Start of Excerpted records

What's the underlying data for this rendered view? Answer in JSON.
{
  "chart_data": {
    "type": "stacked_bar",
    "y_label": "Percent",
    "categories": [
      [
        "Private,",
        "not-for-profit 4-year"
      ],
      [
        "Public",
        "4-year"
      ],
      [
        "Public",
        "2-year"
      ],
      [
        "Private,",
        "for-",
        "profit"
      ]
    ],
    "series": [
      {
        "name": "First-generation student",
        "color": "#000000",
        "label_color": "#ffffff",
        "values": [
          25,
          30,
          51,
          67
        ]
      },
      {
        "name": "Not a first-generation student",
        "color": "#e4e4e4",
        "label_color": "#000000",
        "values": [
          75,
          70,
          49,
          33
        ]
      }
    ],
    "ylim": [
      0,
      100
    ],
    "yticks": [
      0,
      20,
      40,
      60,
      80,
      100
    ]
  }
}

End of Excerpted records
Start of Excerpted records

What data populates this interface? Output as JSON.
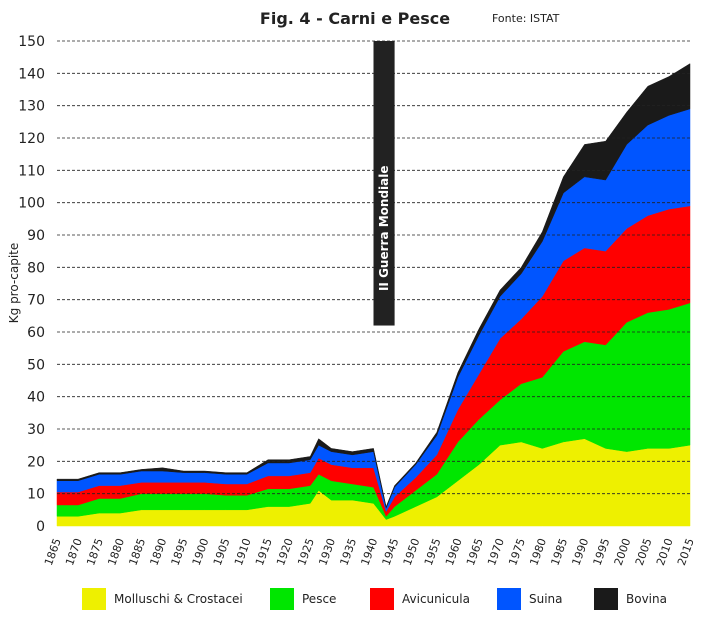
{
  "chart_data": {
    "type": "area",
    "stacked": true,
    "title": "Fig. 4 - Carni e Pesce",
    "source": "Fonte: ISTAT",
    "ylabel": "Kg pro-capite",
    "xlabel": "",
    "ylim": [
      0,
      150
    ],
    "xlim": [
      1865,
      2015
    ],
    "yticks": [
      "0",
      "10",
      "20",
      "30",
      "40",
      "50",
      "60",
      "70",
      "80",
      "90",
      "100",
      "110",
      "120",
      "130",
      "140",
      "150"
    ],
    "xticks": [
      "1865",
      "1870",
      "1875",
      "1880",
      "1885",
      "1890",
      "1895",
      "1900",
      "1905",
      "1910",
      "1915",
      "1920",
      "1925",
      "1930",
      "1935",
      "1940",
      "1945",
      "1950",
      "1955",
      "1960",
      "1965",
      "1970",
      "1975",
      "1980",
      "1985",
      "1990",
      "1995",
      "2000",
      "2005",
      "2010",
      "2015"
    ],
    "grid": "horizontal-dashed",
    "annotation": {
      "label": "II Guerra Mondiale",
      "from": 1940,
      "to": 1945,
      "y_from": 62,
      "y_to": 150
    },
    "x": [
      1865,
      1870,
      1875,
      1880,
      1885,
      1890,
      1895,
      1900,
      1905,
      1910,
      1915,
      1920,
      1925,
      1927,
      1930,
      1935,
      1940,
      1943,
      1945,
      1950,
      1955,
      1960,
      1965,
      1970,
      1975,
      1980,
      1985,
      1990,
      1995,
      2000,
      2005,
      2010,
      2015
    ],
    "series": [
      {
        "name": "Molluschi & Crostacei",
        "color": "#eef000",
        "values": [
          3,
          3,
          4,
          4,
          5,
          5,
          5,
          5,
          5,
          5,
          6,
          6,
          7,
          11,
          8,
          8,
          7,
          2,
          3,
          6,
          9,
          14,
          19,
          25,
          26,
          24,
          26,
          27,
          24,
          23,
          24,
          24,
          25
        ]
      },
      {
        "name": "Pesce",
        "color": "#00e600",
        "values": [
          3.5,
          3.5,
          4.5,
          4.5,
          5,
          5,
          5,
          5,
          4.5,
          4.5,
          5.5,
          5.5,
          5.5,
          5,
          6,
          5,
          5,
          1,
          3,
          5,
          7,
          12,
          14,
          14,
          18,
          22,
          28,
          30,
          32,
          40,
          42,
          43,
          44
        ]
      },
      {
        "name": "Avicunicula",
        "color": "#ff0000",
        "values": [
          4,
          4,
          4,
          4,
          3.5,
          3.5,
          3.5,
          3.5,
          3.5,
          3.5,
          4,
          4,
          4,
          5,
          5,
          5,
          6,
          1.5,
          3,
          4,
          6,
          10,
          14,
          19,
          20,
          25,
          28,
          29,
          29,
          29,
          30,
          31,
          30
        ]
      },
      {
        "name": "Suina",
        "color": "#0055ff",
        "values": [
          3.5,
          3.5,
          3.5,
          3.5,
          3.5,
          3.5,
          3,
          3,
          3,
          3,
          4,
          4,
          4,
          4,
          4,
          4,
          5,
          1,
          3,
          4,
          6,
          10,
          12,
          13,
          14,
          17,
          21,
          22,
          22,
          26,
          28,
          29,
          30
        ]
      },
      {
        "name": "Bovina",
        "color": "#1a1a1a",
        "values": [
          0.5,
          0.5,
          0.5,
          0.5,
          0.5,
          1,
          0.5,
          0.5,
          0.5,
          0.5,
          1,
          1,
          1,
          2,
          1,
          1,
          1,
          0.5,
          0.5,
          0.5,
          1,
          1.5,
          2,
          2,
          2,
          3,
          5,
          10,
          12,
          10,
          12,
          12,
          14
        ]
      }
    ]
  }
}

End of Excerpted records

# Set task
Read the entries and pick out all lines that include the word "student".

# Task response
        "name": "First-generation student",
        "name": "Not a first-generation student",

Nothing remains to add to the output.